[WORK REQUIRED] Your task is to print all of the material verbatim.

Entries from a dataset
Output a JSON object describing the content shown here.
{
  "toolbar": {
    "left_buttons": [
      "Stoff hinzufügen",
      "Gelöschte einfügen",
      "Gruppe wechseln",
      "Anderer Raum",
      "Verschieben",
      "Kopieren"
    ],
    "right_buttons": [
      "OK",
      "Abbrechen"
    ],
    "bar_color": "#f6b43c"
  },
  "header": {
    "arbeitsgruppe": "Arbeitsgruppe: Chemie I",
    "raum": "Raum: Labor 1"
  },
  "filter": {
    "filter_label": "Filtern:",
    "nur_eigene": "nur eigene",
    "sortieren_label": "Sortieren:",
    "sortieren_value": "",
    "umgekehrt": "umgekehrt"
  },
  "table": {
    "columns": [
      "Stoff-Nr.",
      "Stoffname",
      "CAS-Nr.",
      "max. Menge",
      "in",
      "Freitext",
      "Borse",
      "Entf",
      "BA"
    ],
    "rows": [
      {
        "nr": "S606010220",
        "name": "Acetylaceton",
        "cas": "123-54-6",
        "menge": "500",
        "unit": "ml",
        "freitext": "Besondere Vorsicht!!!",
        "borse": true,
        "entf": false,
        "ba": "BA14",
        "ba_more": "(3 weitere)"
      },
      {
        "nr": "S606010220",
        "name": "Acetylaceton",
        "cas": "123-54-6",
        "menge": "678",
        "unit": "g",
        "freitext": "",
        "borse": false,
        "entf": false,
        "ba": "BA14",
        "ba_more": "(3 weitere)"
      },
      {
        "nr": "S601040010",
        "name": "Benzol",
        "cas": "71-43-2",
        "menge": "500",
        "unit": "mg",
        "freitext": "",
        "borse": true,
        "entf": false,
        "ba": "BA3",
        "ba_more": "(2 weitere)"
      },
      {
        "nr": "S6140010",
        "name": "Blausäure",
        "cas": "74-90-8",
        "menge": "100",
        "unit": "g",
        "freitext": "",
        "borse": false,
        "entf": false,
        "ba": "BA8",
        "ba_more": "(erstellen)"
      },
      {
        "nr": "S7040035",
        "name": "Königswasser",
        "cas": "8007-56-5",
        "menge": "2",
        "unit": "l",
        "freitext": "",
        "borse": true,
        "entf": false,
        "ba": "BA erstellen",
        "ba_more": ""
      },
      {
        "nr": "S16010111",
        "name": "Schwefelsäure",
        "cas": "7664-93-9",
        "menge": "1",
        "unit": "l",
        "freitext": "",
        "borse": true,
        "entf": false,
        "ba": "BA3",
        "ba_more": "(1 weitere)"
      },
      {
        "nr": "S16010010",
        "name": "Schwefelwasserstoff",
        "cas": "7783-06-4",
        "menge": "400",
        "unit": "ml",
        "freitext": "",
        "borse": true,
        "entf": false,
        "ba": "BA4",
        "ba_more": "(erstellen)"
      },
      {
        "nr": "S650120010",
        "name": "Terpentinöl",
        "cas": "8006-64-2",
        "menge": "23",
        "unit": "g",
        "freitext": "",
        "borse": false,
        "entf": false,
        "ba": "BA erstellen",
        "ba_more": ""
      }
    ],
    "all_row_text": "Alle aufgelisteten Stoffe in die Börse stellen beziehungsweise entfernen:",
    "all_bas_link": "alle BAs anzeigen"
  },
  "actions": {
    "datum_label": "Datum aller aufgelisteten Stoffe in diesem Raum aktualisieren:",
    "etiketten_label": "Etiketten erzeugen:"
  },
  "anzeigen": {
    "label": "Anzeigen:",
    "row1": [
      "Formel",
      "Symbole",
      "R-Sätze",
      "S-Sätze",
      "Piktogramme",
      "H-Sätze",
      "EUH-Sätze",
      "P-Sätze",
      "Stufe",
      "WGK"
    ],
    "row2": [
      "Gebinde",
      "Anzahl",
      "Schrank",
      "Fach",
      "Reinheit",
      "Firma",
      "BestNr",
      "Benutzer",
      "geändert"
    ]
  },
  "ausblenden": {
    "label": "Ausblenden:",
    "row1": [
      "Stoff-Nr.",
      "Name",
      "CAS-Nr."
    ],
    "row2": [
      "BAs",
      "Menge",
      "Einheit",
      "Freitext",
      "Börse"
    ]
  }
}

[COMPLETE ANSWER]
Output a JSON object describing the content shown here.
{
  "toolbar": {
    "left_buttons": [
      "Stoff hinzufügen",
      "Gelöschte einfügen",
      "Gruppe wechseln",
      "Anderer Raum",
      "Verschieben",
      "Kopieren"
    ],
    "right_buttons": [
      "OK",
      "Abbrechen"
    ],
    "bar_color": "#f6b43c"
  },
  "header": {
    "arbeitsgruppe": "Arbeitsgruppe: Chemie I",
    "raum": "Raum: Labor 1"
  },
  "filter": {
    "filter_label": "Filtern:",
    "nur_eigene": "nur eigene",
    "sortieren_label": "Sortieren:",
    "sortieren_value": "",
    "umgekehrt": "umgekehrt"
  },
  "table": {
    "columns": [
      "Stoff-Nr.",
      "Stoffname",
      "CAS-Nr.",
      "max. Menge",
      "in",
      "Freitext",
      "Borse",
      "Entf",
      "BA"
    ],
    "rows": [
      {
        "nr": "S606010220",
        "name": "Acetylaceton",
        "cas": "123-54-6",
        "menge": "500",
        "unit": "ml",
        "freitext": "Besondere Vorsicht!!!",
        "borse": true,
        "entf": false,
        "ba": "BA14",
        "ba_more": "(3 weitere)"
      },
      {
        "nr": "S606010220",
        "name": "Acetylaceton",
        "cas": "123-54-6",
        "menge": "678",
        "unit": "g",
        "freitext": "",
        "borse": false,
        "entf": false,
        "ba": "BA14",
        "ba_more": "(3 weitere)"
      },
      {
        "nr": "S601040010",
        "name": "Benzol",
        "cas": "71-43-2",
        "menge": "500",
        "unit": "mg",
        "freitext": "",
        "borse": true,
        "entf": false,
        "ba": "BA3",
        "ba_more": "(2 weitere)"
      },
      {
        "nr": "S6140010",
        "name": "Blausäure",
        "cas": "74-90-8",
        "menge": "100",
        "unit": "g",
        "freitext": "",
        "borse": false,
        "entf": false,
        "ba": "BA8",
        "ba_more": "(erstellen)"
      },
      {
        "nr": "S7040035",
        "name": "Königswasser",
        "cas": "8007-56-5",
        "menge": "2",
        "unit": "l",
        "freitext": "",
        "borse": true,
        "entf": false,
        "ba": "BA erstellen",
        "ba_more": ""
      },
      {
        "nr": "S16010111",
        "name": "Schwefelsäure",
        "cas": "7664-93-9",
        "menge": "1",
        "unit": "l",
        "freitext": "",
        "borse": true,
        "entf": false,
        "ba": "BA3",
        "ba_more": "(1 weitere)"
      },
      {
        "nr": "S16010010",
        "name": "Schwefelwasserstoff",
        "cas": "7783-06-4",
        "menge": "400",
        "unit": "ml",
        "freitext": "",
        "borse": true,
        "entf": false,
        "ba": "BA4",
        "ba_more": "(erstellen)"
      },
      {
        "nr": "S650120010",
        "name": "Terpentinöl",
        "cas": "8006-64-2",
        "menge": "23",
        "unit": "g",
        "freitext": "",
        "borse": false,
        "entf": false,
        "ba": "BA erstellen",
        "ba_more": ""
      }
    ],
    "all_row_text": "Alle aufgelisteten Stoffe in die Börse stellen beziehungsweise entfernen:",
    "all_bas_link": "alle BAs anzeigen"
  },
  "actions": {
    "datum_label": "Datum aller aufgelisteten Stoffe in diesem Raum aktualisieren:",
    "etiketten_label": "Etiketten erzeugen:"
  },
  "anzeigen": {
    "label": "Anzeigen:",
    "row1": [
      "Formel",
      "Symbole",
      "R-Sätze",
      "S-Sätze",
      "Piktogramme",
      "H-Sätze",
      "EUH-Sätze",
      "P-Sätze",
      "Stufe",
      "WGK"
    ],
    "row2": [
      "Gebinde",
      "Anzahl",
      "Schrank",
      "Fach",
      "Reinheit",
      "Firma",
      "BestNr",
      "Benutzer",
      "geändert"
    ]
  },
  "ausblenden": {
    "label": "Ausblenden:",
    "row1": [
      "Stoff-Nr.",
      "Name",
      "CAS-Nr."
    ],
    "row2": [
      "BAs",
      "Menge",
      "Einheit",
      "Freitext",
      "Börse"
    ]
  }
}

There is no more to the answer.